** BEGIN STORED RECORDS **

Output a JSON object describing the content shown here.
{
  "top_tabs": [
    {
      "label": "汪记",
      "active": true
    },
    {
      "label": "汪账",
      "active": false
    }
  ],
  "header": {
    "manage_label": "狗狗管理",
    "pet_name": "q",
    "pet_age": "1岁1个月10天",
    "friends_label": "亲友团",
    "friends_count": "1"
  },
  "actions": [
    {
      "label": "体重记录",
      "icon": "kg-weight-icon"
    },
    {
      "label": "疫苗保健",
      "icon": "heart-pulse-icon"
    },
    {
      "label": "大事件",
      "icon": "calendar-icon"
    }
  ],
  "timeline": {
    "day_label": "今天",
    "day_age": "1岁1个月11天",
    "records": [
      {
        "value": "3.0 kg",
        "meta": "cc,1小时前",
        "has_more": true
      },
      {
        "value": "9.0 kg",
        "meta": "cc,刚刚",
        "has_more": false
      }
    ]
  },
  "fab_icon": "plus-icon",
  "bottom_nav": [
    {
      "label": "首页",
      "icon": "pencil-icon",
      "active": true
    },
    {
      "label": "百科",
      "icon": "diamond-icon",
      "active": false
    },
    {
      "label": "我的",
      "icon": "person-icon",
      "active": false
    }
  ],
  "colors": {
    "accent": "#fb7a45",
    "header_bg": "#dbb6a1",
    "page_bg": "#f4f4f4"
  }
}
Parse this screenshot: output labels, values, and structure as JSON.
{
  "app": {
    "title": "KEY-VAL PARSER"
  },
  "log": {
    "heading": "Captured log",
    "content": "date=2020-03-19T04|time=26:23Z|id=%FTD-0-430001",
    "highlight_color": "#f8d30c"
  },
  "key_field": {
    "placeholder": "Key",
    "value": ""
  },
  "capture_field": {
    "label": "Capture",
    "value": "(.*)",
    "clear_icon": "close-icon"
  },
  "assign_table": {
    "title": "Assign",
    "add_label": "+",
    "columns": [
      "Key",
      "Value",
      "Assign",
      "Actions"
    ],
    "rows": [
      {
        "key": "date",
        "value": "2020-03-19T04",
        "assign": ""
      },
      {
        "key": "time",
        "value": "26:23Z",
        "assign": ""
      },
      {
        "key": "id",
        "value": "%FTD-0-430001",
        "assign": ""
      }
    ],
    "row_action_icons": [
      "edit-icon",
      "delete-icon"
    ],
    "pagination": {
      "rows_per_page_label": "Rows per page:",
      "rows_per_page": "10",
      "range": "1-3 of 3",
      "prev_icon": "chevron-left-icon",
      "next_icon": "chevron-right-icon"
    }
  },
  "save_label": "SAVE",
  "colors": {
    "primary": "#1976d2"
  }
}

** END STORED RECORDS **

** STATED GOAL **
Write out every line exactly as it stands.

** RIGHT ANSWER **
Output a JSON object describing the content shown here.
{
  "top_tabs": [
    {
      "label": "汪记",
      "active": true
    },
    {
      "label": "汪账",
      "active": false
    }
  ],
  "header": {
    "manage_label": "狗狗管理",
    "pet_name": "q",
    "pet_age": "1岁1个月10天",
    "friends_label": "亲友团",
    "friends_count": "1"
  },
  "actions": [
    {
      "label": "体重记录",
      "icon": "kg-weight-icon"
    },
    {
      "label": "疫苗保健",
      "icon": "heart-pulse-icon"
    },
    {
      "label": "大事件",
      "icon": "calendar-icon"
    }
  ],
  "timeline": {
    "day_label": "今天",
    "day_age": "1岁1个月11天",
    "records": [
      {
        "value": "3.0 kg",
        "meta": "cc,1小时前",
        "has_more": true
      },
      {
        "value": "9.0 kg",
        "meta": "cc,刚刚",
        "has_more": false
      }
    ]
  },
  "fab_icon": "plus-icon",
  "bottom_nav": [
    {
      "label": "首页",
      "icon": "pencil-icon",
      "active": true
    },
    {
      "label": "百科",
      "icon": "diamond-icon",
      "active": false
    },
    {
      "label": "我的",
      "icon": "person-icon",
      "active": false
    }
  ],
  "colors": {
    "accent": "#fb7a45",
    "header_bg": "#dbb6a1",
    "page_bg": "#f4f4f4"
  }
}
Parse this screenshot: output labels, values, and structure as JSON.
{
  "app": {
    "title": "KEY-VAL PARSER"
  },
  "log": {
    "heading": "Captured log",
    "content": "date=2020-03-19T04|time=26:23Z|id=%FTD-0-430001",
    "highlight_color": "#f8d30c"
  },
  "key_field": {
    "placeholder": "Key",
    "value": ""
  },
  "capture_field": {
    "label": "Capture",
    "value": "(.*)",
    "clear_icon": "close-icon"
  },
  "assign_table": {
    "title": "Assign",
    "add_label": "+",
    "columns": [
      "Key",
      "Value",
      "Assign",
      "Actions"
    ],
    "rows": [
      {
        "key": "date",
        "value": "2020-03-19T04",
        "assign": ""
      },
      {
        "key": "time",
        "value": "26:23Z",
        "assign": ""
      },
      {
        "key": "id",
        "value": "%FTD-0-430001",
        "assign": ""
      }
    ],
    "row_action_icons": [
      "edit-icon",
      "delete-icon"
    ],
    "pagination": {
      "rows_per_page_label": "Rows per page:",
      "rows_per_page": "10",
      "range": "1-3 of 3",
      "prev_icon": "chevron-left-icon",
      "next_icon": "chevron-right-icon"
    }
  },
  "save_label": "SAVE",
  "colors": {
    "primary": "#1976d2"
  }
}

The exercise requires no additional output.